[Instructions for the task] Your task is to copy every line of the entries that contains "Next".

---------- Source records ----------

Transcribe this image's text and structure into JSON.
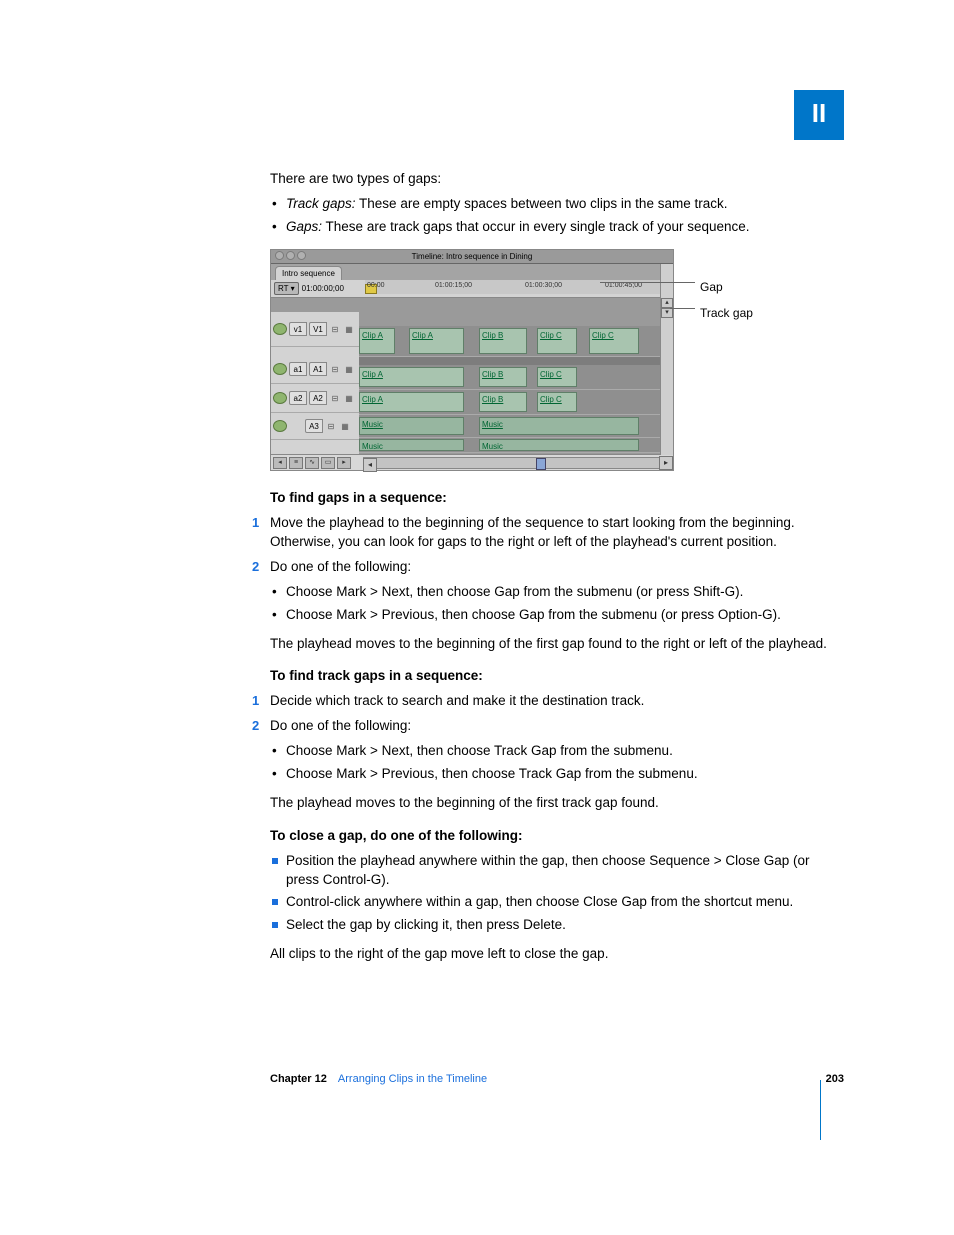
{
  "partLabel": "II",
  "intro": "There are two types of gaps:",
  "gapTypes": [
    {
      "term": "Track gaps:",
      "desc": "These are empty spaces between two clips in the same track."
    },
    {
      "term": "Gaps:",
      "desc": "These are track gaps that occur in every single track of your sequence."
    }
  ],
  "figure": {
    "windowTitle": "Timeline: Intro sequence in Dining",
    "tabName": "Intro sequence",
    "rt": "RT ▾",
    "timecode": "01:00:00;00",
    "ruler": [
      "00:00",
      "01:00:15;00",
      "01:00:30;00",
      "01:00:45;00"
    ],
    "tracks": {
      "v1": {
        "src": "v1",
        "dst": "V1"
      },
      "a1": {
        "src": "a1",
        "dst": "A1"
      },
      "a2": {
        "src": "a2",
        "dst": "A2"
      },
      "a3": {
        "src": "",
        "dst": "A3"
      }
    },
    "clips": {
      "v1": [
        "Clip A",
        "Clip A",
        "Clip B",
        "Clip C",
        "Clip C"
      ],
      "a1": [
        "Clip A",
        "Clip B",
        "Clip C"
      ],
      "a2": [
        "Clip A",
        "Clip B",
        "Clip C"
      ],
      "a3a": [
        "Music",
        "Music"
      ],
      "a3b": [
        "Music",
        "Music"
      ]
    },
    "calloutGap": "Gap",
    "calloutTrackGap": "Track gap"
  },
  "sec1": {
    "heading": "To find gaps in a sequence:",
    "step1": "Move the playhead to the beginning of the sequence to start looking from the beginning. Otherwise, you can look for gaps to the right or left of the playhead's current position.",
    "step2": "Do one of the following:",
    "step2a": "Choose Mark > Next, then choose Gap from the submenu (or press Shift-G).",
    "step2b": "Choose Mark > Previous, then choose Gap from the submenu (or press Option-G).",
    "result": "The playhead moves to the beginning of the first gap found to the right or left of the playhead."
  },
  "sec2": {
    "heading": "To find track gaps in a sequence:",
    "step1": "Decide which track to search and make it the destination track.",
    "step2": "Do one of the following:",
    "step2a": "Choose Mark > Next, then choose Track Gap from the submenu.",
    "step2b": "Choose Mark > Previous, then choose Track Gap from the submenu.",
    "result": "The playhead moves to the beginning of the first track gap found."
  },
  "sec3": {
    "heading": "To close a gap, do one of the following:",
    "b1": "Position the playhead anywhere within the gap, then choose Sequence > Close Gap (or press Control-G).",
    "b2": "Control-click anywhere within a gap, then choose Close Gap from the shortcut menu.",
    "b3": "Select the gap by clicking it, then press Delete.",
    "result": "All clips to the right of the gap move left to close the gap."
  },
  "footer": {
    "chapter": "Chapter 12",
    "title": "Arranging Clips in the Timeline",
    "page": "203"
  }
}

----------

[Response to the exercise]
    "step2a": "Choose Mark > Next, then choose Gap from the submenu (or press Shift-G).",
    "step2a": "Choose Mark > Next, then choose Track Gap from the submenu.",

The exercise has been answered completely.